====== Data rows ======
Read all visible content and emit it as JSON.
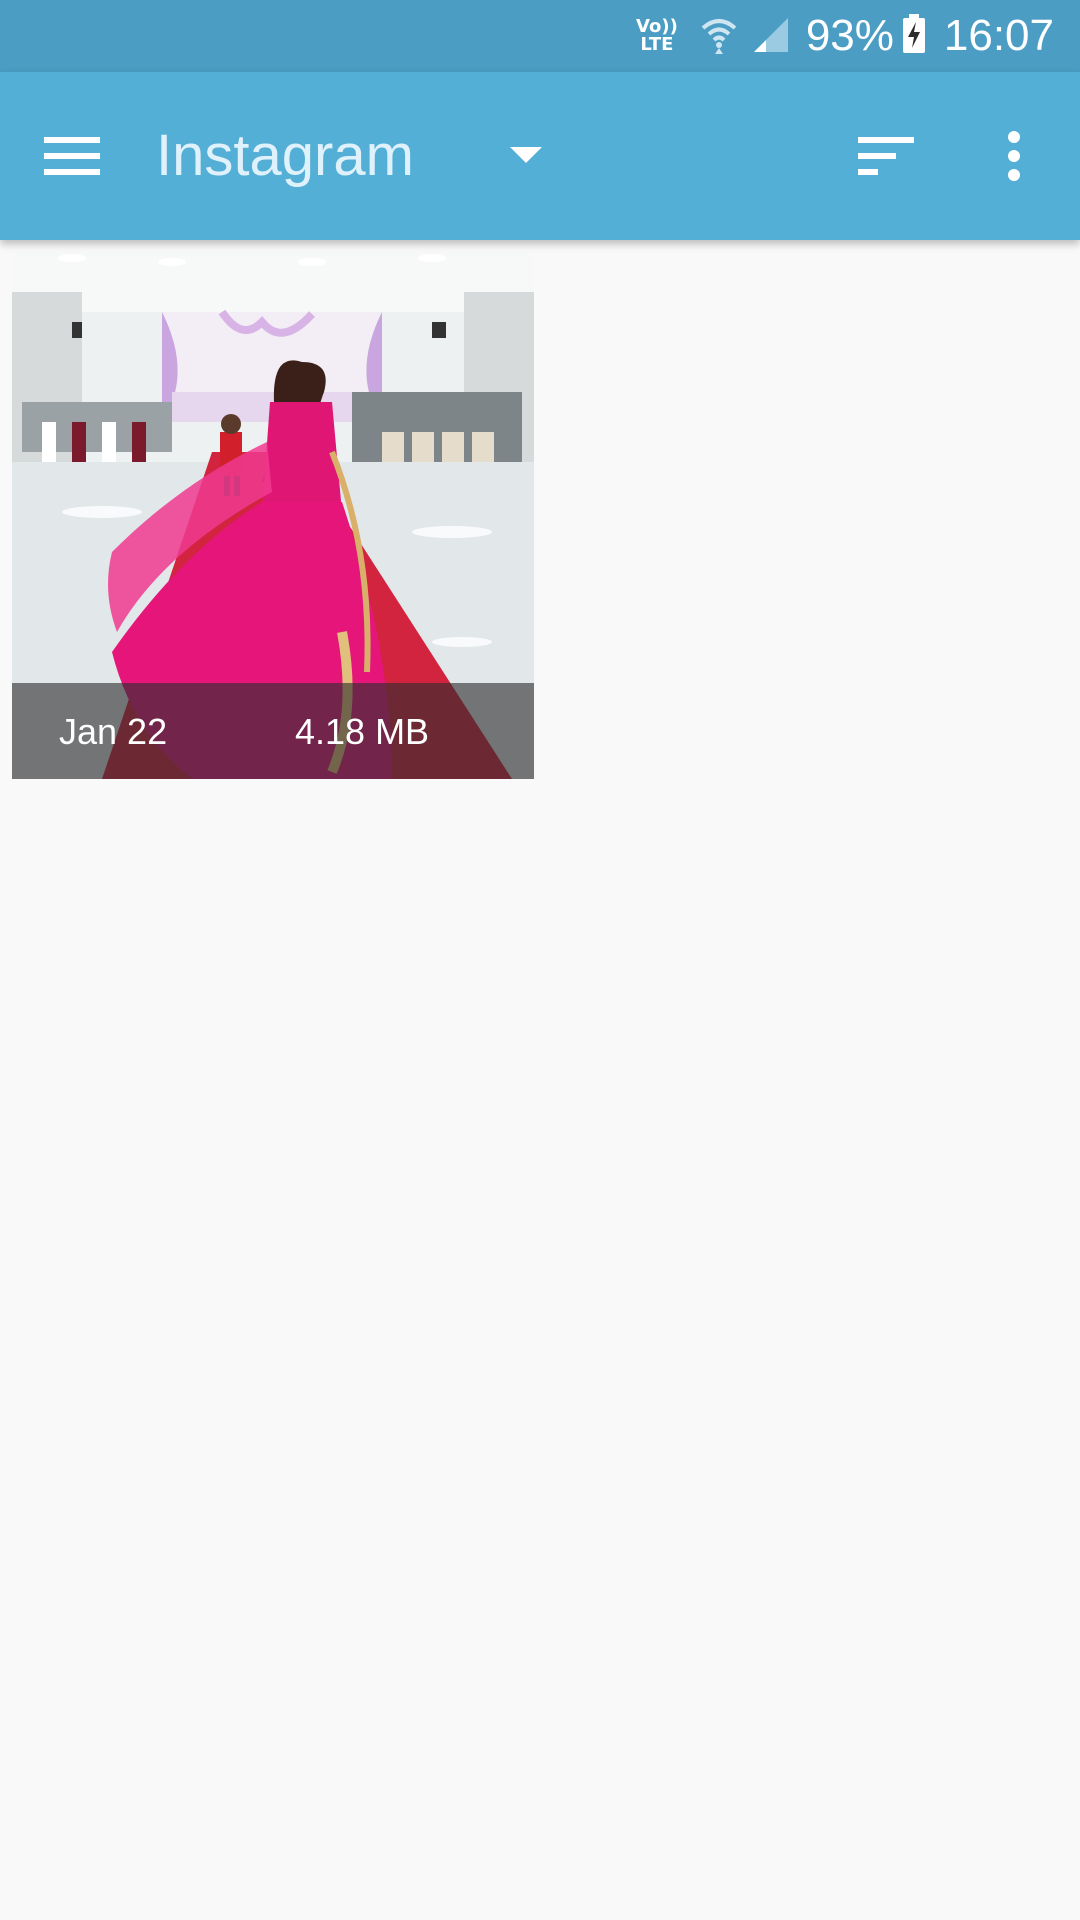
{
  "status_bar": {
    "network_label_top": "Vo))",
    "network_label_bottom": "LTE",
    "wifi_icon": "wifi-icon",
    "signal_icon": "signal-icon",
    "battery_percent": "93%",
    "battery_icon": "battery-charging-icon",
    "time": "16:07",
    "background_color": "#4b9dc4"
  },
  "app_bar": {
    "menu_icon": "hamburger-menu-icon",
    "title": "Instagram",
    "dropdown_icon": "caret-down-icon",
    "sort_icon": "sort-icon",
    "more_icon": "more-vertical-icon",
    "background_color": "#54afd6"
  },
  "gallery": {
    "items": [
      {
        "date": "Jan 22",
        "size": "4.18 MB",
        "thumbnail": "wedding-hall-video-thumbnail"
      }
    ]
  }
}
======
- Short exercise
Go through the data and gather every line that holds "icon".

- Complete answer
    "wifi_icon": "wifi-icon",
    "signal_icon": "signal-icon",
    "battery_icon": "battery-charging-icon",
    "menu_icon": "hamburger-menu-icon",
    "dropdown_icon": "caret-down-icon",
    "sort_icon": "sort-icon",
    "more_icon": "more-vertical-icon",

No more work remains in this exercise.